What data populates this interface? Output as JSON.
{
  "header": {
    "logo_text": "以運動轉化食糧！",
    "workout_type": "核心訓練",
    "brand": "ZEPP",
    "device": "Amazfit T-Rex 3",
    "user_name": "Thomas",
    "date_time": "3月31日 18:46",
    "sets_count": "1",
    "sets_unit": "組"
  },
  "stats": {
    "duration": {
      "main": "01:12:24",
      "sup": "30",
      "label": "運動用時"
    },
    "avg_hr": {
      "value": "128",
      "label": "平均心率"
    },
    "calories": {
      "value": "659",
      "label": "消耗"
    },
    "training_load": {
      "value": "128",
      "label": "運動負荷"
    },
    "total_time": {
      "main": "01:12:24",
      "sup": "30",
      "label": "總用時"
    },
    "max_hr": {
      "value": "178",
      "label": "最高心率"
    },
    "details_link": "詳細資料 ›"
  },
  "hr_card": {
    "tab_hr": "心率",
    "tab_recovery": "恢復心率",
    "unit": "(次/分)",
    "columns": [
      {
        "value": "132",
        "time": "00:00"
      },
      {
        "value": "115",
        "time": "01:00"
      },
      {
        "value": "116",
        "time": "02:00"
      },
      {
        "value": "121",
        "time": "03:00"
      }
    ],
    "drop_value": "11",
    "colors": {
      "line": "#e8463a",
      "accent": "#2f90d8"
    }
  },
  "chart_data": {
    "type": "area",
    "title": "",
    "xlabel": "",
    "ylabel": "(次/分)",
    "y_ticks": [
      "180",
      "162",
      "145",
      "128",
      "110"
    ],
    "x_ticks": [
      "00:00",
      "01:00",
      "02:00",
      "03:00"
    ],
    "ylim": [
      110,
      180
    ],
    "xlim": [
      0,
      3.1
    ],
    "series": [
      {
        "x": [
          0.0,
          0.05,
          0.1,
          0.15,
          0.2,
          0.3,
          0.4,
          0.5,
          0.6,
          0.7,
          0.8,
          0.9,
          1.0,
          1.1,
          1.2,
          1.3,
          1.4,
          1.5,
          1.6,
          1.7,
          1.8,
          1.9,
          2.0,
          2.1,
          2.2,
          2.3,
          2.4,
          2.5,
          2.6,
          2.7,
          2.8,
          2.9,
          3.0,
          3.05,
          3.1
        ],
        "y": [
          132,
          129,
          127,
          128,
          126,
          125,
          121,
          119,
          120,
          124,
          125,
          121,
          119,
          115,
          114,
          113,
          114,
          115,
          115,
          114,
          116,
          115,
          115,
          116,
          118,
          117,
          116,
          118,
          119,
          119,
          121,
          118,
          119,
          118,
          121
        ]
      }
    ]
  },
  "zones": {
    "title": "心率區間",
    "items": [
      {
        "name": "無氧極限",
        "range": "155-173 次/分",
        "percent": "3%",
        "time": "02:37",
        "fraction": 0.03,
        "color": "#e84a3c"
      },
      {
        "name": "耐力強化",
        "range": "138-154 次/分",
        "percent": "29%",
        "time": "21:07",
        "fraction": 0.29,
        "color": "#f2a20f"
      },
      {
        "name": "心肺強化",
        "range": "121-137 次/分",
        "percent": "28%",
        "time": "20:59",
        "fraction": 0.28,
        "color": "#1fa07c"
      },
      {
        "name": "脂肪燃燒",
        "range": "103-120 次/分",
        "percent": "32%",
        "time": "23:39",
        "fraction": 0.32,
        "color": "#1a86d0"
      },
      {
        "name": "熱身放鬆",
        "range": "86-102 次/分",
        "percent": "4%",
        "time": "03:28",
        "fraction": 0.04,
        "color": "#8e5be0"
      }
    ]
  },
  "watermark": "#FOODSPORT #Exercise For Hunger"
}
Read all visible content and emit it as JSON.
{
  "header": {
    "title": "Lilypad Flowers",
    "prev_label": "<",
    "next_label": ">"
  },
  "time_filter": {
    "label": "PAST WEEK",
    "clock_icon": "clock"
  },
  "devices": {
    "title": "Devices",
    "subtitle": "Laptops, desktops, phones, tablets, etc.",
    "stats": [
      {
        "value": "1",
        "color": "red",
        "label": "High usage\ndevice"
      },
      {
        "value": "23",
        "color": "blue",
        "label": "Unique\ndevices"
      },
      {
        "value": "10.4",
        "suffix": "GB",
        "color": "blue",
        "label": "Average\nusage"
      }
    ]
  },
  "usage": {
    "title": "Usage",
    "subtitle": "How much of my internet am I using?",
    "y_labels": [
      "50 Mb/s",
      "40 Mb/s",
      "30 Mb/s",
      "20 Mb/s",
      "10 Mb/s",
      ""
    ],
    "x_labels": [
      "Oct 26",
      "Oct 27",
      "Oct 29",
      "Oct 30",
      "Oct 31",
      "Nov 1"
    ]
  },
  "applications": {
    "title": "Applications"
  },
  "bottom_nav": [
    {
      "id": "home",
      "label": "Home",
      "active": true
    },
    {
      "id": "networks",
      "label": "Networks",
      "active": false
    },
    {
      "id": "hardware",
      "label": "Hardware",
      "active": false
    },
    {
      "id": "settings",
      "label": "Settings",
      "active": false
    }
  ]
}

- - -

Using the listing above, reproduce each line without omission.

What data populates this interface? Output as JSON.
{
  "header": {
    "logo_text": "以運動轉化食糧！",
    "workout_type": "核心訓練",
    "brand": "ZEPP",
    "device": "Amazfit T-Rex 3",
    "user_name": "Thomas",
    "date_time": "3月31日 18:46",
    "sets_count": "1",
    "sets_unit": "組"
  },
  "stats": {
    "duration": {
      "main": "01:12:24",
      "sup": "30",
      "label": "運動用時"
    },
    "avg_hr": {
      "value": "128",
      "label": "平均心率"
    },
    "calories": {
      "value": "659",
      "label": "消耗"
    },
    "training_load": {
      "value": "128",
      "label": "運動負荷"
    },
    "total_time": {
      "main": "01:12:24",
      "sup": "30",
      "label": "總用時"
    },
    "max_hr": {
      "value": "178",
      "label": "最高心率"
    },
    "details_link": "詳細資料 ›"
  },
  "hr_card": {
    "tab_hr": "心率",
    "tab_recovery": "恢復心率",
    "unit": "(次/分)",
    "columns": [
      {
        "value": "132",
        "time": "00:00"
      },
      {
        "value": "115",
        "time": "01:00"
      },
      {
        "value": "116",
        "time": "02:00"
      },
      {
        "value": "121",
        "time": "03:00"
      }
    ],
    "drop_value": "11",
    "colors": {
      "line": "#e8463a",
      "accent": "#2f90d8"
    }
  },
  "chart_data": {
    "type": "area",
    "title": "",
    "xlabel": "",
    "ylabel": "(次/分)",
    "y_ticks": [
      "180",
      "162",
      "145",
      "128",
      "110"
    ],
    "x_ticks": [
      "00:00",
      "01:00",
      "02:00",
      "03:00"
    ],
    "ylim": [
      110,
      180
    ],
    "xlim": [
      0,
      3.1
    ],
    "series": [
      {
        "x": [
          0.0,
          0.05,
          0.1,
          0.15,
          0.2,
          0.3,
          0.4,
          0.5,
          0.6,
          0.7,
          0.8,
          0.9,
          1.0,
          1.1,
          1.2,
          1.3,
          1.4,
          1.5,
          1.6,
          1.7,
          1.8,
          1.9,
          2.0,
          2.1,
          2.2,
          2.3,
          2.4,
          2.5,
          2.6,
          2.7,
          2.8,
          2.9,
          3.0,
          3.05,
          3.1
        ],
        "y": [
          132,
          129,
          127,
          128,
          126,
          125,
          121,
          119,
          120,
          124,
          125,
          121,
          119,
          115,
          114,
          113,
          114,
          115,
          115,
          114,
          116,
          115,
          115,
          116,
          118,
          117,
          116,
          118,
          119,
          119,
          121,
          118,
          119,
          118,
          121
        ]
      }
    ]
  },
  "zones": {
    "title": "心率區間",
    "items": [
      {
        "name": "無氧極限",
        "range": "155-173 次/分",
        "percent": "3%",
        "time": "02:37",
        "fraction": 0.03,
        "color": "#e84a3c"
      },
      {
        "name": "耐力強化",
        "range": "138-154 次/分",
        "percent": "29%",
        "time": "21:07",
        "fraction": 0.29,
        "color": "#f2a20f"
      },
      {
        "name": "心肺強化",
        "range": "121-137 次/分",
        "percent": "28%",
        "time": "20:59",
        "fraction": 0.28,
        "color": "#1fa07c"
      },
      {
        "name": "脂肪燃燒",
        "range": "103-120 次/分",
        "percent": "32%",
        "time": "23:39",
        "fraction": 0.32,
        "color": "#1a86d0"
      },
      {
        "name": "熱身放鬆",
        "range": "86-102 次/分",
        "percent": "4%",
        "time": "03:28",
        "fraction": 0.04,
        "color": "#8e5be0"
      }
    ]
  },
  "watermark": "#FOODSPORT #Exercise For Hunger"
}
Read all visible content and emit it as JSON.
{
  "header": {
    "title": "Lilypad Flowers",
    "prev_label": "<",
    "next_label": ">"
  },
  "time_filter": {
    "label": "PAST WEEK",
    "clock_icon": "clock"
  },
  "devices": {
    "title": "Devices",
    "subtitle": "Laptops, desktops, phones, tablets, etc.",
    "stats": [
      {
        "value": "1",
        "color": "red",
        "label": "High usage\ndevice"
      },
      {
        "value": "23",
        "color": "blue",
        "label": "Unique\ndevices"
      },
      {
        "value": "10.4",
        "suffix": "GB",
        "color": "blue",
        "label": "Average\nusage"
      }
    ]
  },
  "usage": {
    "title": "Usage",
    "subtitle": "How much of my internet am I using?",
    "y_labels": [
      "50 Mb/s",
      "40 Mb/s",
      "30 Mb/s",
      "20 Mb/s",
      "10 Mb/s",
      ""
    ],
    "x_labels": [
      "Oct 26",
      "Oct 27",
      "Oct 29",
      "Oct 30",
      "Oct 31",
      "Nov 1"
    ]
  },
  "applications": {
    "title": "Applications"
  },
  "bottom_nav": [
    {
      "id": "home",
      "label": "Home",
      "active": true
    },
    {
      "id": "networks",
      "label": "Networks",
      "active": false
    },
    {
      "id": "hardware",
      "label": "Hardware",
      "active": false
    },
    {
      "id": "settings",
      "label": "Settings",
      "active": false
    }
  ]
}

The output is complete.